## YOUR OBJECTIVE:
Here are some records; copy every line that holds the word "Approach".

Dataset excerpt
---+---

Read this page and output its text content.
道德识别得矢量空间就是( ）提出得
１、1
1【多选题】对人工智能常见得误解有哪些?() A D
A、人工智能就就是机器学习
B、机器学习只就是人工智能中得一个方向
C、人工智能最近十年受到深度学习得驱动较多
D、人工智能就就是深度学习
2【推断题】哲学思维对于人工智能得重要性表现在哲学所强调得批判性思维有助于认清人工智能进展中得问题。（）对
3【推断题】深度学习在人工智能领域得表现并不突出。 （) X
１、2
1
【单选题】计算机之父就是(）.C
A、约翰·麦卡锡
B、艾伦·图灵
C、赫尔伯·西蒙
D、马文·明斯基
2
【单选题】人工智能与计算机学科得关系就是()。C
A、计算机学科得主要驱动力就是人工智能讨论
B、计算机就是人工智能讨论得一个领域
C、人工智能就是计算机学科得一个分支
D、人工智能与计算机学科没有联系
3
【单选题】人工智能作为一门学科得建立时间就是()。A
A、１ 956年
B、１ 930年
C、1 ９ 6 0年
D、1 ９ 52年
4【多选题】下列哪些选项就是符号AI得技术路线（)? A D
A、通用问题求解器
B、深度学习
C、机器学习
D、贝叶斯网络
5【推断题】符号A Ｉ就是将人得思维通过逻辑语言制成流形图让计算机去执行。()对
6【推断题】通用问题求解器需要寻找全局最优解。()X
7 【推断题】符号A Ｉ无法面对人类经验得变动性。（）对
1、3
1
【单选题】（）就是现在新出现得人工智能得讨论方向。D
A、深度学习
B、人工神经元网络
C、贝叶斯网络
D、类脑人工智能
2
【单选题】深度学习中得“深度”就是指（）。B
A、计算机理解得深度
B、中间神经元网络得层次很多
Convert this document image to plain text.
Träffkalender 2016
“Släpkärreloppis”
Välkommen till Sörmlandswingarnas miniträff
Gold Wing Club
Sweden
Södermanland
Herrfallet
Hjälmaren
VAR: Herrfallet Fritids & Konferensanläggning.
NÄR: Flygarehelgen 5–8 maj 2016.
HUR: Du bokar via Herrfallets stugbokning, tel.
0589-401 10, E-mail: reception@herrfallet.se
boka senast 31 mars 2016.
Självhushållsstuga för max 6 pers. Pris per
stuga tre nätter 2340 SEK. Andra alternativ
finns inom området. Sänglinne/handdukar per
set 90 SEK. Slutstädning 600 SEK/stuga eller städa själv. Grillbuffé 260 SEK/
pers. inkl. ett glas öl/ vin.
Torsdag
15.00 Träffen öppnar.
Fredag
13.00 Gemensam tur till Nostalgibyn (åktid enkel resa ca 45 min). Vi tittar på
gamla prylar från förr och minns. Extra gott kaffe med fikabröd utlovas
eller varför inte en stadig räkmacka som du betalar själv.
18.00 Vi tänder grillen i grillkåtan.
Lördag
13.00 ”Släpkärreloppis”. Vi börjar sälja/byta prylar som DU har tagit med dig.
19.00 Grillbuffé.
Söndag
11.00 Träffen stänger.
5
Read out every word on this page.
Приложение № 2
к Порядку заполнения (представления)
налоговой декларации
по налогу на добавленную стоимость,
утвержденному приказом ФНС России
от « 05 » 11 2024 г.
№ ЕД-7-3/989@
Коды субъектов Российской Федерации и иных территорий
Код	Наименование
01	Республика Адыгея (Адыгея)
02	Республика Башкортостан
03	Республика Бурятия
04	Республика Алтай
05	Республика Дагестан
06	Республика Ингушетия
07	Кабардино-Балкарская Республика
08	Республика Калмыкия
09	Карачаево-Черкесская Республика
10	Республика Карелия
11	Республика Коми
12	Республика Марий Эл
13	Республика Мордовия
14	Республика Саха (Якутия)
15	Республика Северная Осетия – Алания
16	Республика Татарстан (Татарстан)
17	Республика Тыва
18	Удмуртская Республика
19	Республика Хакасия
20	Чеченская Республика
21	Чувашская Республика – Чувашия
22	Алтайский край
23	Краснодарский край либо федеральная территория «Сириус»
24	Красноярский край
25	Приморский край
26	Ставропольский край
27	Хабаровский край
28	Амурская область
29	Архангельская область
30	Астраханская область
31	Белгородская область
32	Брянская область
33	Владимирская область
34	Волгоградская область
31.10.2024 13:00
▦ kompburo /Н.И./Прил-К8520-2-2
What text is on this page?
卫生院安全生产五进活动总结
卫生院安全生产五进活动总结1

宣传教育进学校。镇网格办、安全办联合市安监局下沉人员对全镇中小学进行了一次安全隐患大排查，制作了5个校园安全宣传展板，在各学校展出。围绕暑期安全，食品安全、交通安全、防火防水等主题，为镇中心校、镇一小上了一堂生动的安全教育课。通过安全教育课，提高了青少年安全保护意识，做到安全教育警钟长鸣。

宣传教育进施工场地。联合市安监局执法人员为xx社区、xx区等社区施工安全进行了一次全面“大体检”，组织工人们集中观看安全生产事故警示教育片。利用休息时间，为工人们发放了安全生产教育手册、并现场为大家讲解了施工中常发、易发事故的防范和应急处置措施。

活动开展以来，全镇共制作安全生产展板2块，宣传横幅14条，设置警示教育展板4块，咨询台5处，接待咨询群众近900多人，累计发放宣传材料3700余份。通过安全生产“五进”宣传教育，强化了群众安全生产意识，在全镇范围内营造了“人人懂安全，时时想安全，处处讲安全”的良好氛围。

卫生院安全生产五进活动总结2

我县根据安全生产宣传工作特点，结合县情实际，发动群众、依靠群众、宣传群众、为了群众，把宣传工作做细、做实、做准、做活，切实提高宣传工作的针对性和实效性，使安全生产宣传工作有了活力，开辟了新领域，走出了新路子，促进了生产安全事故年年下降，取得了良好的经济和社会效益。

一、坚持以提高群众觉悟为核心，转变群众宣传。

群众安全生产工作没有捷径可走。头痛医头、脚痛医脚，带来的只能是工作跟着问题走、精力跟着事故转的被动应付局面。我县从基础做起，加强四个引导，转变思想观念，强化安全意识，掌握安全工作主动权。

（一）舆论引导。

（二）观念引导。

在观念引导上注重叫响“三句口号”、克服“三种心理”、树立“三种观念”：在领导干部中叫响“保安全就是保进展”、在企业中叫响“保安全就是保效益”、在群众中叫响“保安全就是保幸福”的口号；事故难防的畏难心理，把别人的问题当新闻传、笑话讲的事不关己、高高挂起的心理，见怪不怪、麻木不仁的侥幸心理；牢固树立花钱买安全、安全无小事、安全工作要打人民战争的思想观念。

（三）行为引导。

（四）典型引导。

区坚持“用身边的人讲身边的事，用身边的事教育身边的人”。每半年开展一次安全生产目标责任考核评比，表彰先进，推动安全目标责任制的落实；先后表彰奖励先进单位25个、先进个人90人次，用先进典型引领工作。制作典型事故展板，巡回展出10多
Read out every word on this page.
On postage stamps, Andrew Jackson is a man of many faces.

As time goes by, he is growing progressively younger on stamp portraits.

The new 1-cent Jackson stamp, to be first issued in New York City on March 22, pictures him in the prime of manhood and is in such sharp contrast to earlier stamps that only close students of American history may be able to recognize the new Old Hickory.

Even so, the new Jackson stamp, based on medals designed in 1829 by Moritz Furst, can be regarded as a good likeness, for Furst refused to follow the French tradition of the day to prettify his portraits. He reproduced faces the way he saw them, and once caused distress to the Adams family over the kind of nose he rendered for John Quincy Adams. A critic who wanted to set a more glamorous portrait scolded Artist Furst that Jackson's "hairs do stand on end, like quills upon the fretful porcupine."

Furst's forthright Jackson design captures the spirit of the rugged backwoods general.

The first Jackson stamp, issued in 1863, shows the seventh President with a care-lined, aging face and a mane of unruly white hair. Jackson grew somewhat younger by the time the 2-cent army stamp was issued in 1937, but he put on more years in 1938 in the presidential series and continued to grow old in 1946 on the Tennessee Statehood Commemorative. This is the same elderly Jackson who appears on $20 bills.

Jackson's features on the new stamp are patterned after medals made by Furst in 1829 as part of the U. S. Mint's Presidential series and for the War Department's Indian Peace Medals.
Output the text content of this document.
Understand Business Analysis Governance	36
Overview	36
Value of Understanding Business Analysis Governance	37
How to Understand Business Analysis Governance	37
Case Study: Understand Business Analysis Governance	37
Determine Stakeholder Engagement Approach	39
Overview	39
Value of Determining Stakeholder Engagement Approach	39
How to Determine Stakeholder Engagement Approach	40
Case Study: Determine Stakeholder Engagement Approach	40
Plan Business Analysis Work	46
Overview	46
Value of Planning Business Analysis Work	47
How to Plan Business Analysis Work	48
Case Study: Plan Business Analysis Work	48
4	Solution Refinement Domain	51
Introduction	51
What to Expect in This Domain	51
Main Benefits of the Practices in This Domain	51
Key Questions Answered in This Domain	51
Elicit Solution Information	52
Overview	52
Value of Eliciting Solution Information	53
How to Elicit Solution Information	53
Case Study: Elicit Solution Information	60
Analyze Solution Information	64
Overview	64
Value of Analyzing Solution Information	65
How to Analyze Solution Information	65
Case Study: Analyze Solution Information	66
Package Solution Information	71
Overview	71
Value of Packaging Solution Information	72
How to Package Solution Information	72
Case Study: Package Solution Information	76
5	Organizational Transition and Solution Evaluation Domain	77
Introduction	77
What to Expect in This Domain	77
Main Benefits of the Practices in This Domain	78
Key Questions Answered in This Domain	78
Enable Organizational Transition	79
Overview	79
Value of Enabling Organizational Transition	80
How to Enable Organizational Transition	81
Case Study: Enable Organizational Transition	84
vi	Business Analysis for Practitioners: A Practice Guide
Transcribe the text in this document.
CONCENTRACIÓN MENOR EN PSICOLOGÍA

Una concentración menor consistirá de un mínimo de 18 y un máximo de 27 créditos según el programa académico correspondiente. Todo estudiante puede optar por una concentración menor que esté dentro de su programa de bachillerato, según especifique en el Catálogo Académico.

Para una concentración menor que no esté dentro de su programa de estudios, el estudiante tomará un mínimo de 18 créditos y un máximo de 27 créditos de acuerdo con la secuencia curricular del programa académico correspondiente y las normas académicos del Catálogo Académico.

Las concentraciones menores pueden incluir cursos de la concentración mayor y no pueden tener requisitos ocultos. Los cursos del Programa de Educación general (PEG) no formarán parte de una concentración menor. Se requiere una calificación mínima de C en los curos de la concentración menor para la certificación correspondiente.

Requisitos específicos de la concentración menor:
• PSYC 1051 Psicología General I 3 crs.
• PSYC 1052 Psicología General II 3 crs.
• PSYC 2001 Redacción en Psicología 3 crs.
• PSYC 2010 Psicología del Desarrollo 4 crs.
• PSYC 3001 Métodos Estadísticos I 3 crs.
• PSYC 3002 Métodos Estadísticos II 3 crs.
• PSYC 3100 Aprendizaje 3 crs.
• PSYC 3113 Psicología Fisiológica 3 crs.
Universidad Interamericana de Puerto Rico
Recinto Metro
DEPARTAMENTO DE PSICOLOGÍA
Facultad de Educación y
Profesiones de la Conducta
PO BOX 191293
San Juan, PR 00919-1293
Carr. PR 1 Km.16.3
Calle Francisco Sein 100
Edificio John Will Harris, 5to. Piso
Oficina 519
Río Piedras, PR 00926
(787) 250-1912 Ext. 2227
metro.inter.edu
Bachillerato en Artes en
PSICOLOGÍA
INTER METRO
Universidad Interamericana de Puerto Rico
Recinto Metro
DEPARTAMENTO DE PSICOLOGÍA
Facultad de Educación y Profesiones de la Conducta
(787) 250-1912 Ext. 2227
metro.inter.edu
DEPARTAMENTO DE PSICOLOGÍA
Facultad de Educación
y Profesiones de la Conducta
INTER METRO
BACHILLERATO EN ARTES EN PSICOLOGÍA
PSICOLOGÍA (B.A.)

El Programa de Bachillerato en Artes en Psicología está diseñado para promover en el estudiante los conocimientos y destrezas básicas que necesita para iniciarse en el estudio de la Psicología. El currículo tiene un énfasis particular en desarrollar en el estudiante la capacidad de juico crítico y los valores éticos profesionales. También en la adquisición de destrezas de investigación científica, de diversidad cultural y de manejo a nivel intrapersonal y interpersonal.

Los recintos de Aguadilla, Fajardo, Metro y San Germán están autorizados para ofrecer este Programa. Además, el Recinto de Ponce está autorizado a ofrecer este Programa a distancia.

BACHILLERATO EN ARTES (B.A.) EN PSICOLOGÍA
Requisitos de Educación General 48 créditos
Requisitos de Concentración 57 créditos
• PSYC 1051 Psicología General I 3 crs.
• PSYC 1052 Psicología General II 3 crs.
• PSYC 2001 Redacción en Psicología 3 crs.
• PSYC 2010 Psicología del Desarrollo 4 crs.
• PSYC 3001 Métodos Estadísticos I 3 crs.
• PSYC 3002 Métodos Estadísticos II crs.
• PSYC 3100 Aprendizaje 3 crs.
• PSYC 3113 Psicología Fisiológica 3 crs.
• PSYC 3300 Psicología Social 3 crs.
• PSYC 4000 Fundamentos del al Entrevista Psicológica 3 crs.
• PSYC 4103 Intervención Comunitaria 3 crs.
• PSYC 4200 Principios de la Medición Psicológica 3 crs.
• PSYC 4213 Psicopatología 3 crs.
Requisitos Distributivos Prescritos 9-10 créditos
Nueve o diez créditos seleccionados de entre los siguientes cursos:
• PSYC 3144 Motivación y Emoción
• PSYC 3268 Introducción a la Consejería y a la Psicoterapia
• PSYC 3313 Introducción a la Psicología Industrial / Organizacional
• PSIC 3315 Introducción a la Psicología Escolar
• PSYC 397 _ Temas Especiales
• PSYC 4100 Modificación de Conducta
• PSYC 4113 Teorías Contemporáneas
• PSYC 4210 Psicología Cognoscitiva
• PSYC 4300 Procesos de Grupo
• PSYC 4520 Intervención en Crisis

---+---

## EXERCISE RESPONSE:
Determine Stakeholder Engagement Approach	39
Value of Determining Stakeholder Engagement Approach	39
How to Determine Stakeholder Engagement Approach	40
Case Study: Determine Stakeholder Engagement Approach	40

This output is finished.